INPUT FOR THIS TASK:
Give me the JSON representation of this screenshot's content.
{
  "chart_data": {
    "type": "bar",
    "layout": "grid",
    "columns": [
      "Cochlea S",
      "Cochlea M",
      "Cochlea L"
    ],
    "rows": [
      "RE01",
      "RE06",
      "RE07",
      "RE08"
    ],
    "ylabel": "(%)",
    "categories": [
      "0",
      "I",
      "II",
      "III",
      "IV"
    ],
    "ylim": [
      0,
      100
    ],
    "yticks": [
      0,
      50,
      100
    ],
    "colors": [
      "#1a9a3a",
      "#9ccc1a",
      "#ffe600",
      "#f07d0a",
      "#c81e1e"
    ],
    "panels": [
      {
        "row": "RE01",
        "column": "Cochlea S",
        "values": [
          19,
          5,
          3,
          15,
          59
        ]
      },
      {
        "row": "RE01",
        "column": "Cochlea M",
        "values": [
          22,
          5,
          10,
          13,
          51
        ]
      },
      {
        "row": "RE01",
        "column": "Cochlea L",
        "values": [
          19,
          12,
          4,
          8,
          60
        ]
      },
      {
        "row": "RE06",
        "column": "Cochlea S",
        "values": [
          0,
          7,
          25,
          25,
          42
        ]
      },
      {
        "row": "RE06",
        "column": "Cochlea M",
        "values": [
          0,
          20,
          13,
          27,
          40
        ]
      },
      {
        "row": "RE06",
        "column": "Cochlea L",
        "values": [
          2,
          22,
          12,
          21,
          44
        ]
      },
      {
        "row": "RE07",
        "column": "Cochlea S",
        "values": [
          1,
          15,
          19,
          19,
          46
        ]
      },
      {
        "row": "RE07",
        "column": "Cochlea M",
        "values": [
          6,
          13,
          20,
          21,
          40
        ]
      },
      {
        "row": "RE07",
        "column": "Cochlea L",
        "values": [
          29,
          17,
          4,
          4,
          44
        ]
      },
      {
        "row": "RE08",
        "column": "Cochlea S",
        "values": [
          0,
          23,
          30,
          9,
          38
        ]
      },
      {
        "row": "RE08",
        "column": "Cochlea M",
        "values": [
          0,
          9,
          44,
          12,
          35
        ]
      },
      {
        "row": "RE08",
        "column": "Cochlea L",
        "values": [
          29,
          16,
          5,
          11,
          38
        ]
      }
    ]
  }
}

WHAT TO WORK ON: Print the records once more, exactly as they were given.

RESPONSE TO THE EXERCISE:
Give me the JSON representation of this screenshot's content.
{
  "chart_data": {
    "type": "bar",
    "layout": "grid",
    "columns": [
      "Cochlea S",
      "Cochlea M",
      "Cochlea L"
    ],
    "rows": [
      "RE01",
      "RE06",
      "RE07",
      "RE08"
    ],
    "ylabel": "(%)",
    "categories": [
      "0",
      "I",
      "II",
      "III",
      "IV"
    ],
    "ylim": [
      0,
      100
    ],
    "yticks": [
      0,
      50,
      100
    ],
    "colors": [
      "#1a9a3a",
      "#9ccc1a",
      "#ffe600",
      "#f07d0a",
      "#c81e1e"
    ],
    "panels": [
      {
        "row": "RE01",
        "column": "Cochlea S",
        "values": [
          19,
          5,
          3,
          15,
          59
        ]
      },
      {
        "row": "RE01",
        "column": "Cochlea M",
        "values": [
          22,
          5,
          10,
          13,
          51
        ]
      },
      {
        "row": "RE01",
        "column": "Cochlea L",
        "values": [
          19,
          12,
          4,
          8,
          60
        ]
      },
      {
        "row": "RE06",
        "column": "Cochlea S",
        "values": [
          0,
          7,
          25,
          25,
          42
        ]
      },
      {
        "row": "RE06",
        "column": "Cochlea M",
        "values": [
          0,
          20,
          13,
          27,
          40
        ]
      },
      {
        "row": "RE06",
        "column": "Cochlea L",
        "values": [
          2,
          22,
          12,
          21,
          44
        ]
      },
      {
        "row": "RE07",
        "column": "Cochlea S",
        "values": [
          1,
          15,
          19,
          19,
          46
        ]
      },
      {
        "row": "RE07",
        "column": "Cochlea M",
        "values": [
          6,
          13,
          20,
          21,
          40
        ]
      },
      {
        "row": "RE07",
        "column": "Cochlea L",
        "values": [
          29,
          17,
          4,
          4,
          44
        ]
      },
      {
        "row": "RE08",
        "column": "Cochlea S",
        "values": [
          0,
          23,
          30,
          9,
          38
        ]
      },
      {
        "row": "RE08",
        "column": "Cochlea M",
        "values": [
          0,
          9,
          44,
          12,
          35
        ]
      },
      {
        "row": "RE08",
        "column": "Cochlea L",
        "values": [
          29,
          16,
          5,
          11,
          38
        ]
      }
    ]
  }
}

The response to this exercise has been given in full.